* Written problem: Work out how many lines in the listing below include the word "CsmApiApplication". Give nothing but the number.

* Provided information:
--

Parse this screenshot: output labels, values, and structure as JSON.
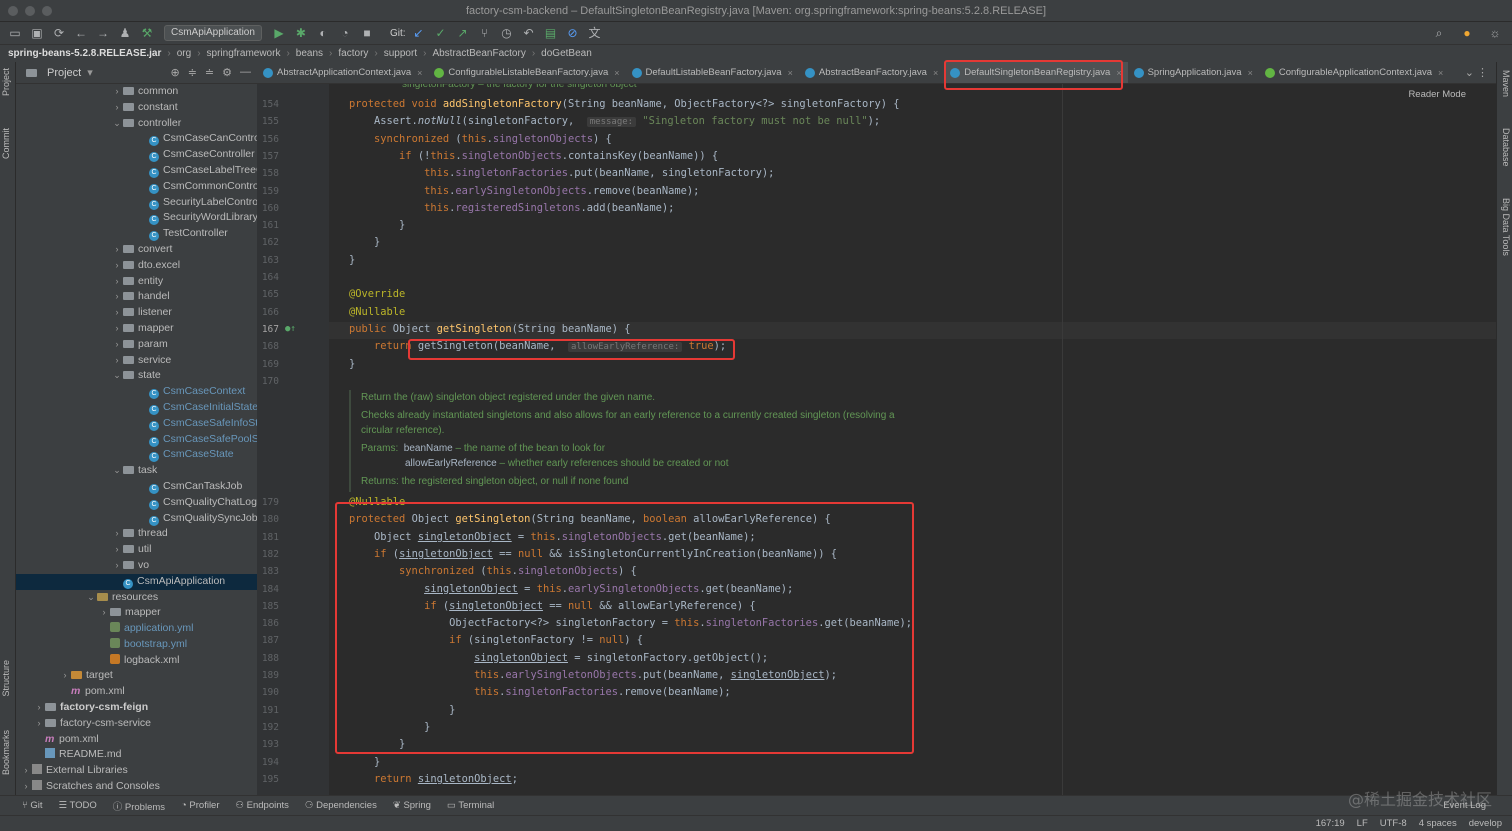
{
  "window": {
    "title": "factory-csm-backend – DefaultSingletonBeanRegistry.java [Maven: org.springframework:spring-beans:5.2.8.RELEASE]"
  },
  "toolbar": {
    "run_config": "CsmApiApplication",
    "git_label": "Git:"
  },
  "breadcrumbs": [
    "spring-beans-5.2.8.RELEASE.jar",
    "org",
    "springframework",
    "beans",
    "factory",
    "support",
    "AbstractBeanFactory",
    "doGetBean"
  ],
  "left_strip": {
    "project": "Project",
    "commit": "Commit",
    "structure": "Structure",
    "bookmarks": "Bookmarks"
  },
  "right_strip": {
    "maven": "Maven",
    "database": "Database",
    "bigdata": "Big Data Tools"
  },
  "project_panel": {
    "title": "Project",
    "items": [
      {
        "label": "common",
        "type": "folder",
        "indent": 7,
        "arrow": "›"
      },
      {
        "label": "constant",
        "type": "folder",
        "indent": 7,
        "arrow": "›"
      },
      {
        "label": "controller",
        "type": "folder",
        "indent": 7,
        "arrow": "⌄"
      },
      {
        "label": "CsmCaseCanControlle",
        "type": "class",
        "indent": 9
      },
      {
        "label": "CsmCaseController",
        "type": "class",
        "indent": 9
      },
      {
        "label": "CsmCaseLabelTreeCo",
        "type": "class",
        "indent": 9
      },
      {
        "label": "CsmCommonControlle",
        "type": "class",
        "indent": 9
      },
      {
        "label": "SecurityLabelControlle",
        "type": "class",
        "indent": 9
      },
      {
        "label": "SecurityWordLibraryC",
        "type": "class",
        "indent": 9
      },
      {
        "label": "TestController",
        "type": "class",
        "indent": 9
      },
      {
        "label": "convert",
        "type": "folder",
        "indent": 7,
        "arrow": "›"
      },
      {
        "label": "dto.excel",
        "type": "folder",
        "indent": 7,
        "arrow": "›"
      },
      {
        "label": "entity",
        "type": "folder",
        "indent": 7,
        "arrow": "›"
      },
      {
        "label": "handel",
        "type": "folder",
        "indent": 7,
        "arrow": "›"
      },
      {
        "label": "listener",
        "type": "folder",
        "indent": 7,
        "arrow": "›"
      },
      {
        "label": "mapper",
        "type": "folder",
        "indent": 7,
        "arrow": "›"
      },
      {
        "label": "param",
        "type": "folder",
        "indent": 7,
        "arrow": "›"
      },
      {
        "label": "service",
        "type": "folder",
        "indent": 7,
        "arrow": "›"
      },
      {
        "label": "state",
        "type": "folder",
        "indent": 7,
        "arrow": "⌄"
      },
      {
        "label": "CsmCaseContext",
        "type": "class-blue",
        "indent": 9
      },
      {
        "label": "CsmCaseInitialState",
        "type": "class-blue",
        "indent": 9
      },
      {
        "label": "CsmCaseSafeInfoState",
        "type": "class-blue",
        "indent": 9
      },
      {
        "label": "CsmCaseSafePoolStat",
        "type": "class-blue",
        "indent": 9
      },
      {
        "label": "CsmCaseState",
        "type": "class-blue",
        "indent": 9
      },
      {
        "label": "task",
        "type": "folder",
        "indent": 7,
        "arrow": "⌄"
      },
      {
        "label": "CsmCanTaskJob",
        "type": "class",
        "indent": 9
      },
      {
        "label": "CsmQualityChatLogJo",
        "type": "class",
        "indent": 9
      },
      {
        "label": "CsmQualitySyncJob",
        "type": "class",
        "indent": 9
      },
      {
        "label": "thread",
        "type": "folder",
        "indent": 7,
        "arrow": "›"
      },
      {
        "label": "util",
        "type": "folder",
        "indent": 7,
        "arrow": "›"
      },
      {
        "label": "vo",
        "type": "folder",
        "indent": 7,
        "arrow": "›"
      },
      {
        "label": "CsmApiApplication",
        "type": "class",
        "indent": 7,
        "selected": true
      },
      {
        "label": "resources",
        "type": "folder-res",
        "indent": 5,
        "arrow": "⌄"
      },
      {
        "label": "mapper",
        "type": "folder",
        "indent": 6,
        "arrow": "›"
      },
      {
        "label": "application.yml",
        "type": "yml",
        "indent": 6
      },
      {
        "label": "bootstrap.yml",
        "type": "yml",
        "indent": 6
      },
      {
        "label": "logback.xml",
        "type": "xml",
        "indent": 6
      },
      {
        "label": "target",
        "type": "folder-orange",
        "indent": 3,
        "arrow": "›"
      },
      {
        "label": "pom.xml",
        "type": "maven",
        "indent": 3
      },
      {
        "label": "factory-csm-feign",
        "type": "folder-bold",
        "indent": 1,
        "arrow": "›"
      },
      {
        "label": "factory-csm-service",
        "type": "folder",
        "indent": 1,
        "arrow": "›"
      },
      {
        "label": "pom.xml",
        "type": "maven",
        "indent": 1
      },
      {
        "label": "README.md",
        "type": "md",
        "indent": 1
      },
      {
        "label": "External Libraries",
        "type": "lib",
        "indent": 0,
        "arrow": "›"
      },
      {
        "label": "Scratches and Consoles",
        "type": "lib",
        "indent": 0,
        "arrow": "›"
      }
    ]
  },
  "tabs": [
    {
      "label": "AbstractApplicationContext.java",
      "icon": "class"
    },
    {
      "label": "ConfigurableListableBeanFactory.java",
      "icon": "interface"
    },
    {
      "label": "DefaultListableBeanFactory.java",
      "icon": "class"
    },
    {
      "label": "AbstractBeanFactory.java",
      "icon": "class"
    },
    {
      "label": "DefaultSingletonBeanRegistry.java",
      "icon": "class",
      "active": true
    },
    {
      "label": "SpringApplication.java",
      "icon": "class"
    },
    {
      "label": "ConfigurableApplicationContext.java",
      "icon": "interface"
    }
  ],
  "editor": {
    "reader_mode": "Reader Mode",
    "top_partial": "singletonFactory – the factory for the singleton object",
    "doc": {
      "summary": "Return the (raw) singleton object registered under the given name.",
      "detail": "Checks already instantiated singletons and also allows for an early reference to a currently created singleton (resolving a circular reference).",
      "params_label": "Params:",
      "param1_name": "beanName",
      "param1_desc": " – the name of the bean to look for",
      "param2_name": "allowEarlyReference",
      "param2_desc": " – whether early references should be created or not",
      "returns_label": "Returns:",
      "returns_desc": "the registered singleton object, or null if none found"
    },
    "line_numbers": [
      "154",
      "155",
      "156",
      "157",
      "158",
      "159",
      "160",
      "161",
      "162",
      "163",
      "164",
      "165",
      "166",
      "167",
      "168",
      "169",
      "170",
      "179",
      "180",
      "181",
      "182",
      "183",
      "184",
      "185",
      "186",
      "187",
      "188",
      "189",
      "190",
      "191",
      "192",
      "193",
      "194",
      "195"
    ]
  },
  "bottom_tools": [
    "Git",
    "TODO",
    "Problems",
    "Profiler",
    "Endpoints",
    "Dependencies",
    "Spring",
    "Terminal"
  ],
  "event_log": "Event Log",
  "status": {
    "position": "167:19",
    "line_sep": "LF",
    "encoding": "UTF-8",
    "indent": "4 spaces",
    "branch": "develop"
  },
  "watermark": "@稀土掘金技术社区"
}
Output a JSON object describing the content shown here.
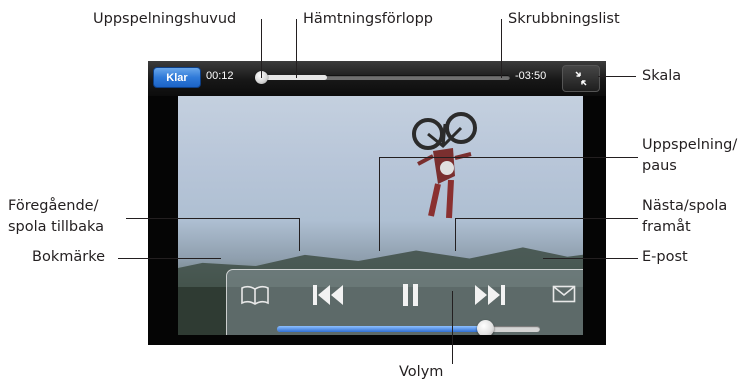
{
  "player": {
    "done_label": "Klar",
    "elapsed": "00:12",
    "remaining": "-03:50",
    "playhead_fraction": 0.02,
    "download_fraction": 0.28,
    "volume_fraction": 0.79
  },
  "callouts": {
    "playhead": "Uppspelningshuvud",
    "download_progress": "Hämtningsförlopp",
    "scrubber_bar": "Skrubbningslist",
    "scale": "Skala",
    "play_pause": [
      "Uppspelning/",
      "paus"
    ],
    "previous_rewind": [
      "Föregående/",
      "spola tillbaka"
    ],
    "next_forward": [
      "Nästa/spola",
      "framåt"
    ],
    "bookmark": "Bokmärke",
    "email": "E-post",
    "volume": "Volym"
  },
  "icons": {
    "bookmark": "book-icon",
    "previous": "skip-back-icon",
    "play_pause": "pause-icon",
    "next": "skip-forward-icon",
    "email": "envelope-icon",
    "scale": "shrink-arrows-icon"
  },
  "colors": {
    "done_button": "#2f7ad9",
    "volume_fill": "#2f6fd3",
    "callout_text": "#231f20"
  }
}
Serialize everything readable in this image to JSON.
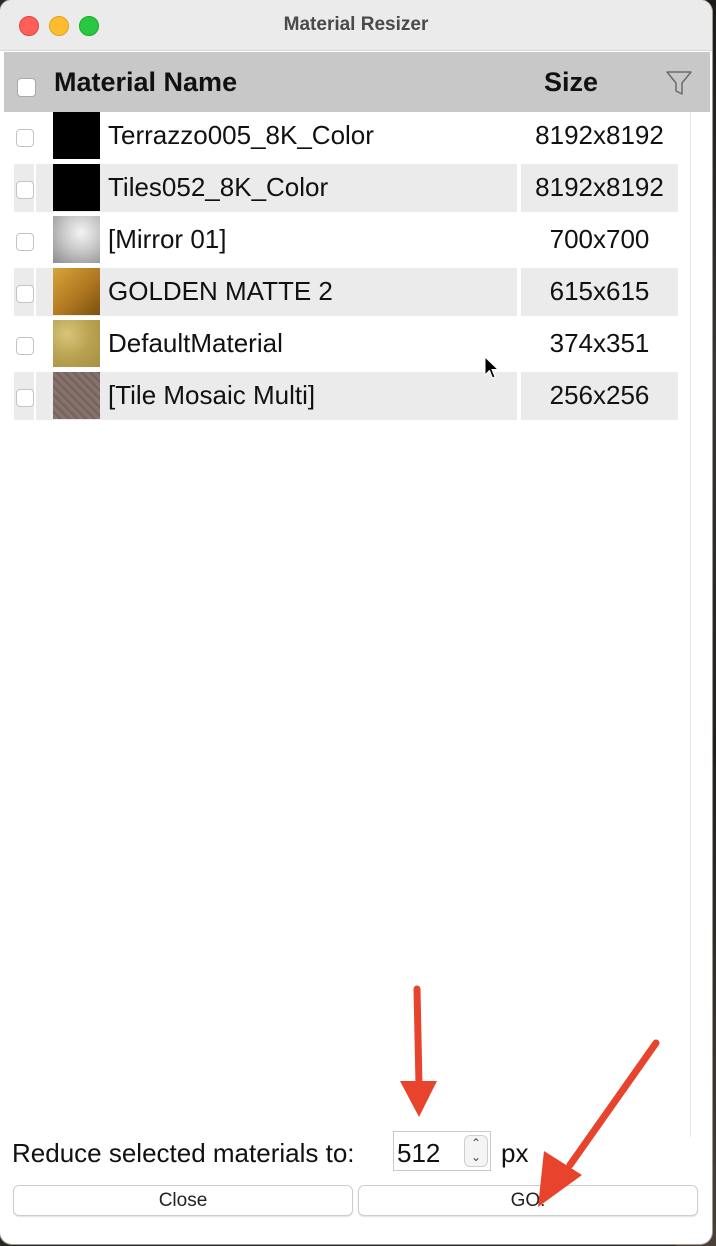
{
  "window": {
    "title": "Material Resizer"
  },
  "table": {
    "headers": {
      "name": "Material Name",
      "size": "Size"
    },
    "rows": [
      {
        "name": "Terrazzo005_8K_Color",
        "size": "8192x8192",
        "thumb_color": "#000000"
      },
      {
        "name": "Tiles052_8K_Color",
        "size": "8192x8192",
        "thumb_color": "#000000"
      },
      {
        "name": "[Mirror 01]",
        "size": "700x700",
        "thumb_color": "#b5b5b5"
      },
      {
        "name": "GOLDEN MATTE 2",
        "size": "615x615",
        "thumb_color": "#c08a2a"
      },
      {
        "name": "DefaultMaterial",
        "size": "374x351",
        "thumb_color": "#c6b060"
      },
      {
        "name": "[Tile Mosaic Multi]",
        "size": "256x256",
        "thumb_color": "#7d6a63"
      }
    ]
  },
  "footer": {
    "label": "Reduce selected materials to:",
    "value": "512",
    "unit": "px",
    "close_label": "Close",
    "go_label": "GO!"
  },
  "colors": {
    "header_bg": "#c8c8c8",
    "alt_row_bg": "#ebebeb",
    "annotation_arrow": "#e8432c"
  },
  "icons": [
    "filter-icon",
    "chevron-up-icon",
    "chevron-down-icon",
    "mouse-pointer-icon"
  ]
}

--

* Task answer: 2